***** Material for this task
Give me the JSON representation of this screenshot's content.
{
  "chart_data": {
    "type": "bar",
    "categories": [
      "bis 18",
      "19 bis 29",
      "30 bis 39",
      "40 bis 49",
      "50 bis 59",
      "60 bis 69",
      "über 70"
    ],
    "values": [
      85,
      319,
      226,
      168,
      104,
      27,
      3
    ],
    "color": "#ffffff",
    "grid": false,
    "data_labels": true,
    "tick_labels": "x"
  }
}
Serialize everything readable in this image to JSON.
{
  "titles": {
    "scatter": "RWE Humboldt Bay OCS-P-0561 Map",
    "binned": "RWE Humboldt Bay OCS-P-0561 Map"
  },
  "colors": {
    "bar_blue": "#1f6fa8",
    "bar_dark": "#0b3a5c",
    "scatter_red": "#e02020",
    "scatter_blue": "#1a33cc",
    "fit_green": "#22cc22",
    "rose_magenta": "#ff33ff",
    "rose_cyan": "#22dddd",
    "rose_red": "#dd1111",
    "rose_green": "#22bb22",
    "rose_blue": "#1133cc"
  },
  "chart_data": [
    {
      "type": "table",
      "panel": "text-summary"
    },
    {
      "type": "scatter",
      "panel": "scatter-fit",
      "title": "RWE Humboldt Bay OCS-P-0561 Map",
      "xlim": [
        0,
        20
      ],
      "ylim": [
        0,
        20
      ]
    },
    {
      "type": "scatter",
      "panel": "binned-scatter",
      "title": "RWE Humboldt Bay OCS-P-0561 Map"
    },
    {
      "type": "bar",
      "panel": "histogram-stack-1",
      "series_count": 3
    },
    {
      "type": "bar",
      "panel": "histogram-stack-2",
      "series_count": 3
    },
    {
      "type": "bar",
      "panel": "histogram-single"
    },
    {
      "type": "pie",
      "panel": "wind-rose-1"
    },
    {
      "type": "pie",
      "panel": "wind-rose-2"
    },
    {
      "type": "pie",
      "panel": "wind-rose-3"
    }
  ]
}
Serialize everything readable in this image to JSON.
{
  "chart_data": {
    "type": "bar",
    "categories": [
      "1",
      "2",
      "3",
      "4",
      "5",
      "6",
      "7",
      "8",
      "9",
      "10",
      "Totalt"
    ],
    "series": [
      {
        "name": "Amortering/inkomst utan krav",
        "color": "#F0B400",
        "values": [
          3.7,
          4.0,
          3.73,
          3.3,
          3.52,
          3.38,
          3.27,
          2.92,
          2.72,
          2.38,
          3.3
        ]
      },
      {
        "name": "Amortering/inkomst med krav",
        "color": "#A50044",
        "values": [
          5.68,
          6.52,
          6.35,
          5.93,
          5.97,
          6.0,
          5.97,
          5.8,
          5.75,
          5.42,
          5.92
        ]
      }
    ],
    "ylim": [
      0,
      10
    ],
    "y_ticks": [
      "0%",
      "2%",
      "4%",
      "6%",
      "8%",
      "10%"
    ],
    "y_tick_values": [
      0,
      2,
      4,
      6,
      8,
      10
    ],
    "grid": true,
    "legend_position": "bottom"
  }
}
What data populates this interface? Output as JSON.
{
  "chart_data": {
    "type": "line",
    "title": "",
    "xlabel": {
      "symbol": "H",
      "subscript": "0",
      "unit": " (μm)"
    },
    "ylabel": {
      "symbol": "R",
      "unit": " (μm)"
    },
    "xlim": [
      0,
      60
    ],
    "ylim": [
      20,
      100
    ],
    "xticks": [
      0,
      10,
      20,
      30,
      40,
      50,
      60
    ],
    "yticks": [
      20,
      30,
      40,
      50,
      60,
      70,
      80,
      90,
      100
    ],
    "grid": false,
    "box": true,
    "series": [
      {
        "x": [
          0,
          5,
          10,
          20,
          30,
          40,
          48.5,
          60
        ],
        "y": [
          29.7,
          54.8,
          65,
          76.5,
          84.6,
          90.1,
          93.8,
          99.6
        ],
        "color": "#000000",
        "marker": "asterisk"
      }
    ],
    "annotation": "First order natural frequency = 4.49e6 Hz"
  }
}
**********
▶ [Short exercise]
Copy out each record, keeping every word as it is.

▶ [Problem solution]
Give me the JSON representation of this screenshot's content.
{
  "chart_data": {
    "type": "bar",
    "categories": [
      "bis 18",
      "19 bis 29",
      "30 bis 39",
      "40 bis 49",
      "50 bis 59",
      "60 bis 69",
      "über 70"
    ],
    "values": [
      85,
      319,
      226,
      168,
      104,
      27,
      3
    ],
    "color": "#ffffff",
    "grid": false,
    "data_labels": true,
    "tick_labels": "x"
  }
}
Serialize everything readable in this image to JSON.
{
  "titles": {
    "scatter": "RWE Humboldt Bay OCS-P-0561 Map",
    "binned": "RWE Humboldt Bay OCS-P-0561 Map"
  },
  "colors": {
    "bar_blue": "#1f6fa8",
    "bar_dark": "#0b3a5c",
    "scatter_red": "#e02020",
    "scatter_blue": "#1a33cc",
    "fit_green": "#22cc22",
    "rose_magenta": "#ff33ff",
    "rose_cyan": "#22dddd",
    "rose_red": "#dd1111",
    "rose_green": "#22bb22",
    "rose_blue": "#1133cc"
  },
  "chart_data": [
    {
      "type": "table",
      "panel": "text-summary"
    },
    {
      "type": "scatter",
      "panel": "scatter-fit",
      "title": "RWE Humboldt Bay OCS-P-0561 Map",
      "xlim": [
        0,
        20
      ],
      "ylim": [
        0,
        20
      ]
    },
    {
      "type": "scatter",
      "panel": "binned-scatter",
      "title": "RWE Humboldt Bay OCS-P-0561 Map"
    },
    {
      "type": "bar",
      "panel": "histogram-stack-1",
      "series_count": 3
    },
    {
      "type": "bar",
      "panel": "histogram-stack-2",
      "series_count": 3
    },
    {
      "type": "bar",
      "panel": "histogram-single"
    },
    {
      "type": "pie",
      "panel": "wind-rose-1"
    },
    {
      "type": "pie",
      "panel": "wind-rose-2"
    },
    {
      "type": "pie",
      "panel": "wind-rose-3"
    }
  ]
}
Serialize everything readable in this image to JSON.
{
  "chart_data": {
    "type": "bar",
    "categories": [
      "1",
      "2",
      "3",
      "4",
      "5",
      "6",
      "7",
      "8",
      "9",
      "10",
      "Totalt"
    ],
    "series": [
      {
        "name": "Amortering/inkomst utan krav",
        "color": "#F0B400",
        "values": [
          3.7,
          4.0,
          3.73,
          3.3,
          3.52,
          3.38,
          3.27,
          2.92,
          2.72,
          2.38,
          3.3
        ]
      },
      {
        "name": "Amortering/inkomst med krav",
        "color": "#A50044",
        "values": [
          5.68,
          6.52,
          6.35,
          5.93,
          5.97,
          6.0,
          5.97,
          5.8,
          5.75,
          5.42,
          5.92
        ]
      }
    ],
    "ylim": [
      0,
      10
    ],
    "y_ticks": [
      "0%",
      "2%",
      "4%",
      "6%",
      "8%",
      "10%"
    ],
    "y_tick_values": [
      0,
      2,
      4,
      6,
      8,
      10
    ],
    "grid": true,
    "legend_position": "bottom"
  }
}
What data populates this interface? Output as JSON.
{
  "chart_data": {
    "type": "line",
    "title": "",
    "xlabel": {
      "symbol": "H",
      "subscript": "0",
      "unit": " (μm)"
    },
    "ylabel": {
      "symbol": "R",
      "unit": " (μm)"
    },
    "xlim": [
      0,
      60
    ],
    "ylim": [
      20,
      100
    ],
    "xticks": [
      0,
      10,
      20,
      30,
      40,
      50,
      60
    ],
    "yticks": [
      20,
      30,
      40,
      50,
      60,
      70,
      80,
      90,
      100
    ],
    "grid": false,
    "box": true,
    "series": [
      {
        "x": [
          0,
          5,
          10,
          20,
          30,
          40,
          48.5,
          60
        ],
        "y": [
          29.7,
          54.8,
          65,
          76.5,
          84.6,
          90.1,
          93.8,
          99.6
        ],
        "color": "#000000",
        "marker": "asterisk"
      }
    ],
    "annotation": "First order natural frequency = 4.49e6 Hz"
  }
}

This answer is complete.